[Dataset items]
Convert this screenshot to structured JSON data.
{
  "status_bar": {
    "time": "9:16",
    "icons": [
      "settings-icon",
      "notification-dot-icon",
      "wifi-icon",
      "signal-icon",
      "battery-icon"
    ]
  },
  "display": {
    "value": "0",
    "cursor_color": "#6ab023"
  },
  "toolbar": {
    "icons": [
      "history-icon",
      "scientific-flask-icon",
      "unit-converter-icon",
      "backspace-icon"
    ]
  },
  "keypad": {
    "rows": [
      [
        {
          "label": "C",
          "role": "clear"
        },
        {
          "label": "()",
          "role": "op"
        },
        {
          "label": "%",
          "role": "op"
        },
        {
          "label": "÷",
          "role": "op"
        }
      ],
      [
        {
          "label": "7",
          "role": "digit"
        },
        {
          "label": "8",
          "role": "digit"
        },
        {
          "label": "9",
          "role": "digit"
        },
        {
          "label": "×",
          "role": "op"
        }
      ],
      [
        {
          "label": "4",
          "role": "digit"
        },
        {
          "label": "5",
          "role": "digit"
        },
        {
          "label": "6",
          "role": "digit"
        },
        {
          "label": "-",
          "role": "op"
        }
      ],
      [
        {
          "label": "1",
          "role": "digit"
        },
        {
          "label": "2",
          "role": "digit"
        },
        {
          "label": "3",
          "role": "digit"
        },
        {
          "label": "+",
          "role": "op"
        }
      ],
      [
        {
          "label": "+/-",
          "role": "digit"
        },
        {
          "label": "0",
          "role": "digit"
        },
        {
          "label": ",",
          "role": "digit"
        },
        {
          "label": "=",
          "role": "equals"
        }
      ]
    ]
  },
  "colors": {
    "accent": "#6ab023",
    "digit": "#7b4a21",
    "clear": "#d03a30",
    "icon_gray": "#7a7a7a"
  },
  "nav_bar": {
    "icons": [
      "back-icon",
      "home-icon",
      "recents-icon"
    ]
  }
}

» Stated exercise
Write the entries again, exactly as they stand.

» Result of the task
Convert this screenshot to structured JSON data.
{
  "status_bar": {
    "time": "9:16",
    "icons": [
      "settings-icon",
      "notification-dot-icon",
      "wifi-icon",
      "signal-icon",
      "battery-icon"
    ]
  },
  "display": {
    "value": "0",
    "cursor_color": "#6ab023"
  },
  "toolbar": {
    "icons": [
      "history-icon",
      "scientific-flask-icon",
      "unit-converter-icon",
      "backspace-icon"
    ]
  },
  "keypad": {
    "rows": [
      [
        {
          "label": "C",
          "role": "clear"
        },
        {
          "label": "()",
          "role": "op"
        },
        {
          "label": "%",
          "role": "op"
        },
        {
          "label": "÷",
          "role": "op"
        }
      ],
      [
        {
          "label": "7",
          "role": "digit"
        },
        {
          "label": "8",
          "role": "digit"
        },
        {
          "label": "9",
          "role": "digit"
        },
        {
          "label": "×",
          "role": "op"
        }
      ],
      [
        {
          "label": "4",
          "role": "digit"
        },
        {
          "label": "5",
          "role": "digit"
        },
        {
          "label": "6",
          "role": "digit"
        },
        {
          "label": "-",
          "role": "op"
        }
      ],
      [
        {
          "label": "1",
          "role": "digit"
        },
        {
          "label": "2",
          "role": "digit"
        },
        {
          "label": "3",
          "role": "digit"
        },
        {
          "label": "+",
          "role": "op"
        }
      ],
      [
        {
          "label": "+/-",
          "role": "digit"
        },
        {
          "label": "0",
          "role": "digit"
        },
        {
          "label": ",",
          "role": "digit"
        },
        {
          "label": "=",
          "role": "equals"
        }
      ]
    ]
  },
  "colors": {
    "accent": "#6ab023",
    "digit": "#7b4a21",
    "clear": "#d03a30",
    "icon_gray": "#7a7a7a"
  },
  "nav_bar": {
    "icons": [
      "back-icon",
      "home-icon",
      "recents-icon"
    ]
  }
}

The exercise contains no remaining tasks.